▸ Assigned task: The result should be an exact copy of the entries below, free of pictures.

▸ Material for the task:
--------

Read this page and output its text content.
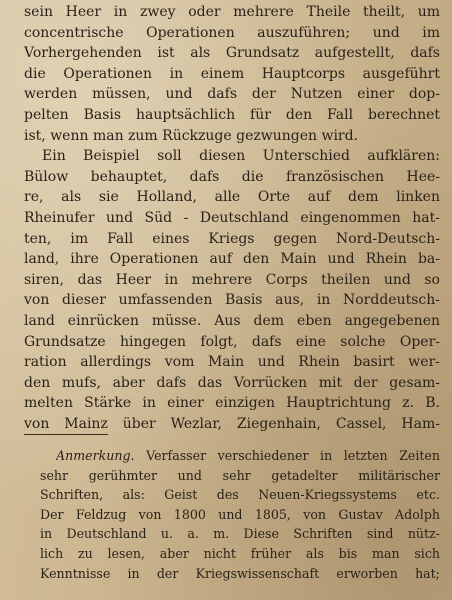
sein Heer in zwey oder mehrere Theile theilt, um
concentrische Operationen auszuführen; und im
Vorhergehenden ist als Grundsatz aufgestellt, dafs
die Operationen in einem Hauptcorps ausgeführt
werden müssen, und dafs der Nutzen einer dop-
pelten Basis hauptsächlich für den Fall berechnet
ist, wenn man zum Rückzuge gezwungen wird.
Ein Beispiel soll diesen Unterschied aufklären:
Bülow behauptet, dafs die französischen Hee-
re, als sie Holland, alle Orte auf dem linken
Rheinufer und Süd - Deutschland eingenommen hat-
ten, im Fall eines Kriegs gegen Nord-Deutsch-
land, ihre Operationen auf den Main und Rhein ba-
siren, das Heer in mehrere Corps theilen und so
von dieser umfassenden Basis aus, in Norddeutsch-
land einrücken müsse. Aus dem eben angegebenen
Grundsatze hingegen folgt, dafs eine solche Oper-
ration allerdings vom Main und Rhein basirt wer-
den mufs, aber dafs das Vorrücken mit der gesam-
melten Stärke in einer einzigen Hauptrichtung z. B.
von Mainz über Wezlar, Ziegenhain, Cassel, Ham-
Anmerkung. Verfasser verschiedener in letzten Zeiten
sehr gerühmter und sehr getadelter militärischer
Schriften, als: Geist des Neuen-Kriegssystems etc.
Der Feldzug von 1800 und 1805, von Gustav Adolph
in Deutschland u. a. m. Diese Schriften sind nütz-
lich zu lesen, aber nicht früher als bis man sich
Kenntnisse in der Kriegswissenschaft erworben hat;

--------

▸ Response:
Read this page and output its text content.
sein Heer in zwey oder mehrere Theile theilt, um
concentrische Operationen auszuführen; und im
Vorhergehenden ist als Grundsatz aufgestellt, dafs
die Operationen in einem Hauptcorps ausgeführt
werden müssen, und dafs der Nutzen einer dop-
pelten Basis hauptsächlich für den Fall berechnet
ist, wenn man zum Rückzuge gezwungen wird.
Ein Beispiel soll diesen Unterschied aufklären:
Bülow behauptet, dafs die französischen Hee-
re, als sie Holland, alle Orte auf dem linken
Rheinufer und Süd - Deutschland eingenommen hat-
ten, im Fall eines Kriegs gegen Nord-Deutsch-
land, ihre Operationen auf den Main und Rhein ba-
siren, das Heer in mehrere Corps theilen und so
von dieser umfassenden Basis aus, in Norddeutsch-
land einrücken müsse. Aus dem eben angegebenen
Grundsatze hingegen folgt, dafs eine solche Oper-
ration allerdings vom Main und Rhein basirt wer-
den mufs, aber dafs das Vorrücken mit der gesam-
melten Stärke in einer einzigen Hauptrichtung z. B.
von Mainz über Wezlar, Ziegenhain, Cassel, Ham-
Anmerkung. Verfasser verschiedener in letzten Zeiten
sehr gerühmter und sehr getadelter militärischer
Schriften, als: Geist des Neuen-Kriegssystems etc.
Der Feldzug von 1800 und 1805, von Gustav Adolph
in Deutschland u. a. m. Diese Schriften sind nütz-
lich zu lesen, aber nicht früher als bis man sich
Kenntnisse in der Kriegswissenschaft erworben hat;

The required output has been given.